** START DATA PROVIDED **

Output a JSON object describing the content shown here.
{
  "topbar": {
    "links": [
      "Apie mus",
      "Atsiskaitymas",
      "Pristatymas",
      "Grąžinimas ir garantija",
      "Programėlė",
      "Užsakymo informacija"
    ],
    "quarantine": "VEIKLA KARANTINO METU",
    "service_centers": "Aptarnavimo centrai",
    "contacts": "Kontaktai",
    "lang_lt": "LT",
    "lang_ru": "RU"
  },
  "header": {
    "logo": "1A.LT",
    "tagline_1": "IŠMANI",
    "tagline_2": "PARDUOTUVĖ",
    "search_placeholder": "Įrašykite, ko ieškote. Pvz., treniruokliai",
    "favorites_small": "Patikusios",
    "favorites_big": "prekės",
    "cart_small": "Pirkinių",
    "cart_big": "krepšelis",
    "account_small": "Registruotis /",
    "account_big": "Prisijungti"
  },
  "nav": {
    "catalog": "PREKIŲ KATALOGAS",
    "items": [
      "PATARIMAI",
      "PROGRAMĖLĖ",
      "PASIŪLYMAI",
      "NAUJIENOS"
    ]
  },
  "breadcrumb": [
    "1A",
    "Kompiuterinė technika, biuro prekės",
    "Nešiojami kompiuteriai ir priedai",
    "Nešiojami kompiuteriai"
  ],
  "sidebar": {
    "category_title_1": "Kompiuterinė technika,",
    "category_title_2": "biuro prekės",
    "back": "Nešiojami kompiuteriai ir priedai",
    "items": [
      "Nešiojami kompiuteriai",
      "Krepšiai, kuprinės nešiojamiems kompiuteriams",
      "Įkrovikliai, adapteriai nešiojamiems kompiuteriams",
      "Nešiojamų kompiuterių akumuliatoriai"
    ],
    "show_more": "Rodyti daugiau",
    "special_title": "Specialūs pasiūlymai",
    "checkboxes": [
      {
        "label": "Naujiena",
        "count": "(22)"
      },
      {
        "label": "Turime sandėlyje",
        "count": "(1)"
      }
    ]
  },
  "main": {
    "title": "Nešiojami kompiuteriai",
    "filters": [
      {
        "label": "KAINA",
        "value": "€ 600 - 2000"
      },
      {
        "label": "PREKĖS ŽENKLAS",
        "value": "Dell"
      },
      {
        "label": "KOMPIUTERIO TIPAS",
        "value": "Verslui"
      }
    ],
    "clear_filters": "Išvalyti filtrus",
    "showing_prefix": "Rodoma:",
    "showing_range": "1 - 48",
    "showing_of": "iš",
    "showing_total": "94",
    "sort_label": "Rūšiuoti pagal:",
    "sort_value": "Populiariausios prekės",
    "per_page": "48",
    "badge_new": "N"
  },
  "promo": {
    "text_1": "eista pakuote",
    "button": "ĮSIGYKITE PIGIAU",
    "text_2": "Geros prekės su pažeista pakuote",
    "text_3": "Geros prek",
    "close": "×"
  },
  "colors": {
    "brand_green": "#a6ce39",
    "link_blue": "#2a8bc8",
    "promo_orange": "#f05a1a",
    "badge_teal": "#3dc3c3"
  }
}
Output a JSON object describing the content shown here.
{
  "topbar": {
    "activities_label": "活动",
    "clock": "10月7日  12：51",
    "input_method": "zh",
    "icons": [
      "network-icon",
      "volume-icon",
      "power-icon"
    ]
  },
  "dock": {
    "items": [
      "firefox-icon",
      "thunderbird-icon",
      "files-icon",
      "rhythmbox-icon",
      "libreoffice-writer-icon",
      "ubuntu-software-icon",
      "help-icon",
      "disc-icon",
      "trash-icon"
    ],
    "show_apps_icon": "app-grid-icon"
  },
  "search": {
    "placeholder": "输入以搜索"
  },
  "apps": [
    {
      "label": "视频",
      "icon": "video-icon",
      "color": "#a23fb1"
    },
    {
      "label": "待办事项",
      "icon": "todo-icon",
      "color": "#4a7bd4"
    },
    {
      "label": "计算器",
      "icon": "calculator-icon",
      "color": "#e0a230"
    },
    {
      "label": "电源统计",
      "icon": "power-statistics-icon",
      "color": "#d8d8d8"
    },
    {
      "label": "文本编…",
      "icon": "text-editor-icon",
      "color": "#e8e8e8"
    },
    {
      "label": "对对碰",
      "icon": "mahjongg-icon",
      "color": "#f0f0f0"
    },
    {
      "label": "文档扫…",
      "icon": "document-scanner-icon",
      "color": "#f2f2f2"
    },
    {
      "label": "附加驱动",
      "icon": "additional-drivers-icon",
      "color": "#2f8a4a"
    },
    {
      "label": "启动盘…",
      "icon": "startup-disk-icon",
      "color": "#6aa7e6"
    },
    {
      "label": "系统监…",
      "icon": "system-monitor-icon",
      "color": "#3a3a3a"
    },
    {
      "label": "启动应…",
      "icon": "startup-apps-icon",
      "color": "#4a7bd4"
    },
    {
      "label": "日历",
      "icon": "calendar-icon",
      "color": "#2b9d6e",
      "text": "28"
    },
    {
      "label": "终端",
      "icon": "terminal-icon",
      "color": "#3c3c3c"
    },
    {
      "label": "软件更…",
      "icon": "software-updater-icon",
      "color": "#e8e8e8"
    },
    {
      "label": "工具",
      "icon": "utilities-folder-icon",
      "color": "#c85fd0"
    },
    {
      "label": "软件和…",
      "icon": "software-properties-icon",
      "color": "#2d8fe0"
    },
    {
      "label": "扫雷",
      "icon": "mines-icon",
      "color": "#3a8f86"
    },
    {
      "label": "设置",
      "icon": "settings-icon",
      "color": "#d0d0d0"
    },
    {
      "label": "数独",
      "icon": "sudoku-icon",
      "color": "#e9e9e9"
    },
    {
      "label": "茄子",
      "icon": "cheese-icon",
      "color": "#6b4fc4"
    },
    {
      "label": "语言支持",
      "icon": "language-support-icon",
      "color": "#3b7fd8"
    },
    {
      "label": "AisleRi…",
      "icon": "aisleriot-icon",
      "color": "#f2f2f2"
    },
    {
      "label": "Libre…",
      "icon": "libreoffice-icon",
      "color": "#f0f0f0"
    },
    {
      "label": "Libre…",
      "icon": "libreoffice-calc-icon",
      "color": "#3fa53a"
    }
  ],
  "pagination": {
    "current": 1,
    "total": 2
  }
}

** END DATA PROVIDED **

* **AIM**
Provide the number of lines in the data above that contain the string "pakuote", and nothing else.

* **TASK RESULT**
2